=== Source text ===

"Is it Safe" – Going to the Dentist in India or Dental Healthcare Tourism India Many people from the West now indulge in "healthcare tourism" ? visiting India for healthcare in order to avoid waiting lists or costly services back home. I thought that I would get in on the act. I didn't visit India for this purpose, but found myself requiring dental treatment while here.
Like many westerners, I am always a bit dubious about receiving health treatment in India mainly because horror stories abound, some real but most imaginary, about standards of hygiene and care. Some other traveller had recommended a dentist, so I attended just to check it out. I looked through the window and all seemed to be in order. It was fairly clean, had a waiting room, and had various certificates of qualification framed and hanging on the wall. So I told myself that I would visit for treatment the next day based on my in-depth analysis and evaluation of the place. It's amazing just how much comfort can be gained from just glancing through a window and seeing a few chairs and pieces of paper.
Most people who I know hate going to the dentist and I'm no different. And it doesn't help very much if you have seen a film from the 1970s called Marathon Man. In the film the American actor Dustman Hoffman is kidnapped, drugged and then wakes to find he is in a dentist's chair with Laurence Olivier, who plays a former Nazi officer, standing over him with drill in hand. Olivier wants to know where a hidden stash of wartime treasure is located and is convinced that Hoffman knows. But he doesn't have a clue.
Olivier continuously asks in his German accent "Is it safe?", referring to the diamonds. Hoffman doesn't know what he means. Olivier does a bit of tooth drilling to jolt Hoffman's memory. And rest assured he's not replacing fillings. He's deliberately drilling into the nerve of the tooth. Viewers can empathise with the pain as Hoffman screams and squirms in the seat. "Is it safe?" ? the same question over and over again. This goes on for a seeming eternity. Hoffman is unstrapped, taken away, only to return for some more excruciating torture some hours later. Olivier gave the profession of dentistry a bad name ? and let's face it, it never really had a good one to start with.
The night before I visit the dentist, for some inexplicable reason, this scene from the film plays in my mind over and over again. I wouldn't mind, but I haven't seen the film for over a decade. Walking to the dentist, it is still in my mind, and when finally in the chair, I have visions of Laurence Olivier peering into my mouth with menace and with drill in hand, ready to take great pleasure in tormenting me.

=== Listed entries ===

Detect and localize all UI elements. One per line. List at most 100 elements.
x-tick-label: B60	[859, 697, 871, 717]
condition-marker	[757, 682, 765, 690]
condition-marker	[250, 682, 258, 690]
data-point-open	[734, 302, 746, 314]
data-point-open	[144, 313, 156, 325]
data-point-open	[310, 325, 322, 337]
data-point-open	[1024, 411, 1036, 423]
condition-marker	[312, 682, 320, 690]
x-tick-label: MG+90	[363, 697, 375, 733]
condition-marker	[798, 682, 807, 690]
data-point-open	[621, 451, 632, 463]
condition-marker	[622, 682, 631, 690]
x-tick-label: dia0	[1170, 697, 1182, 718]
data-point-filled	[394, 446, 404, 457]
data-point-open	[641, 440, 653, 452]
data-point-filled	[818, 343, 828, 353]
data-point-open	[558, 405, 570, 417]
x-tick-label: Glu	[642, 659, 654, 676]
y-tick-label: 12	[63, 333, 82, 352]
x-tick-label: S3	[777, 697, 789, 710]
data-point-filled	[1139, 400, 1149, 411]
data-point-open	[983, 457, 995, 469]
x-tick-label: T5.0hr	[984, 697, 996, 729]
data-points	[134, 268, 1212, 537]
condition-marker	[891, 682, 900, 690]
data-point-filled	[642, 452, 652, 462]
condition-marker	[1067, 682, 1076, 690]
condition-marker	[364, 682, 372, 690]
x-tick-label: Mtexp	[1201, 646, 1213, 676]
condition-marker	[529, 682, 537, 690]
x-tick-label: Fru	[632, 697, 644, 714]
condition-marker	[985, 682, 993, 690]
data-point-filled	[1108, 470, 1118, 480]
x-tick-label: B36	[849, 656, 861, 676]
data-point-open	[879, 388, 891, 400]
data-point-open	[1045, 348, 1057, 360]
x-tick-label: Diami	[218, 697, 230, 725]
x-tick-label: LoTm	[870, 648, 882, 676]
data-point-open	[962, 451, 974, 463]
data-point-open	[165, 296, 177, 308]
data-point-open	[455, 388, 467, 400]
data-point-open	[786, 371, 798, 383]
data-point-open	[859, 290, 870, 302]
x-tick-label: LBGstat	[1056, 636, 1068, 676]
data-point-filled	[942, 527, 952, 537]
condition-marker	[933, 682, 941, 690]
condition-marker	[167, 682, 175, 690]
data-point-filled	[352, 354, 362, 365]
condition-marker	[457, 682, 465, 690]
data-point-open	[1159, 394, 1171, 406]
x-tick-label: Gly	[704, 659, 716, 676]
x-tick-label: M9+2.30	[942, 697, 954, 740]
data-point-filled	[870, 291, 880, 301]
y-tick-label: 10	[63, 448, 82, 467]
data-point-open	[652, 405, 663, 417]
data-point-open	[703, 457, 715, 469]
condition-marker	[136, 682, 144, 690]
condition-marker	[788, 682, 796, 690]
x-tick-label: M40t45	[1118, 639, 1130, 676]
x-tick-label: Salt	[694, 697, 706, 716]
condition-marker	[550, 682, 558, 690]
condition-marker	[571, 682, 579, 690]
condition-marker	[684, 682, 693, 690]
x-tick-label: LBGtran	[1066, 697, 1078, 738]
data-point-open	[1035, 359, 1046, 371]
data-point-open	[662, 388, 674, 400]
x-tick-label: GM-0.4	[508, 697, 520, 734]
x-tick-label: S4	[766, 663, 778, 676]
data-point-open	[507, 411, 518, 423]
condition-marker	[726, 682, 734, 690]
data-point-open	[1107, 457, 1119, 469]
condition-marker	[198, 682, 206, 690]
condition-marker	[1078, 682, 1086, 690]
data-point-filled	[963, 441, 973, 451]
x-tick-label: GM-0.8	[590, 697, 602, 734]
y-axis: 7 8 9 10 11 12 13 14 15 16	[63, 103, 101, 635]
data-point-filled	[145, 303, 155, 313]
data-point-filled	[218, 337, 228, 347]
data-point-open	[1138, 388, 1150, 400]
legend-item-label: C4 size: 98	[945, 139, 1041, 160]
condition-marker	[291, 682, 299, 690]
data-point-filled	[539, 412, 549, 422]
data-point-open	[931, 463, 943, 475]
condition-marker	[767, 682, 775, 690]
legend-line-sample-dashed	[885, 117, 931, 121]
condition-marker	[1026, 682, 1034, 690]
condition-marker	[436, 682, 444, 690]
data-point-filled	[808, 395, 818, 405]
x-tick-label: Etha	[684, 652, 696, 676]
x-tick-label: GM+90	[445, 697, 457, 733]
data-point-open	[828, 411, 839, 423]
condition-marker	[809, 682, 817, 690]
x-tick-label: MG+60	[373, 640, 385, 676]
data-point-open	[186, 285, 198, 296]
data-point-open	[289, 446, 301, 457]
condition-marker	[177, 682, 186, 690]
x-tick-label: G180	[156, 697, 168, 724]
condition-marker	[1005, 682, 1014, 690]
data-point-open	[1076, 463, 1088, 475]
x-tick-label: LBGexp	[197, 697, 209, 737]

===

Problem 1: Duplicate the part of the dentist text that opens with the words containing "The night before" and closes with "in tormenting me.".
Problem 2: Finish out the next part of the account of visiting a dentist in India, picking up after its last sentence.
The rows were taken from a different source than the text on dental treatment in India.

Written response 1:
The night before I visit the dentist, for some inexplicable reason, this scene from the film plays in my mind over and over again. I wouldn't mind, but I haven't seen the film for over a decade. Walking to the dentist, it is still in my mind, and when finally in the chair, I have visions of Laurence Olivier peering into my mouth with menace and with drill in hand, ready to take great pleasure in tormenting me.

Written response 2:
I am jolted from my fantasy as the dentist informs me that I require two fillings and a crown. With no anesthetic, she begins to drill and drill. She must be Olivier's long lost daughter I think to myself. She hits a nerve. I grimace, but let her continue. Again it happens. She cannot understand why I am in pain. "I'm not touching the gum" she says. At that point I begin to wonder if she has indeed come straight from the Laurence Olivier School of Dentistry. Does she not realise that in the centre of each and every tooth, there is a bundle of nerves that when drilled into causes extreme agony? I keep waiting for her to ask "Is it Safe?" or for Olivier himself to walk through the door with sinister grin and drill in hand.
After having spent two hours in the chair I am informed that I must return in the evening to have my tooth ground down to the stump in order to fit a crown. "Ground down to the stump". What an unnerving phrase. She could have at least sugar-coated it to make it sound better.
I return in the evening. I am called from the waiting room to sit in the surgery itself. A middle aged woman is in the chair and the dentist is tugging away, extracting a tooth. I've never witnessed this sort of thing before. In the UK everything is done behind closed doors, with personal privacy and away from public gaze. This particular dentist surgery kind of mirrored what goes on in the street outside where people act out much of their lives in full public view. Or perhaps she had just called me in for a special viewing as a taster for the pain in store.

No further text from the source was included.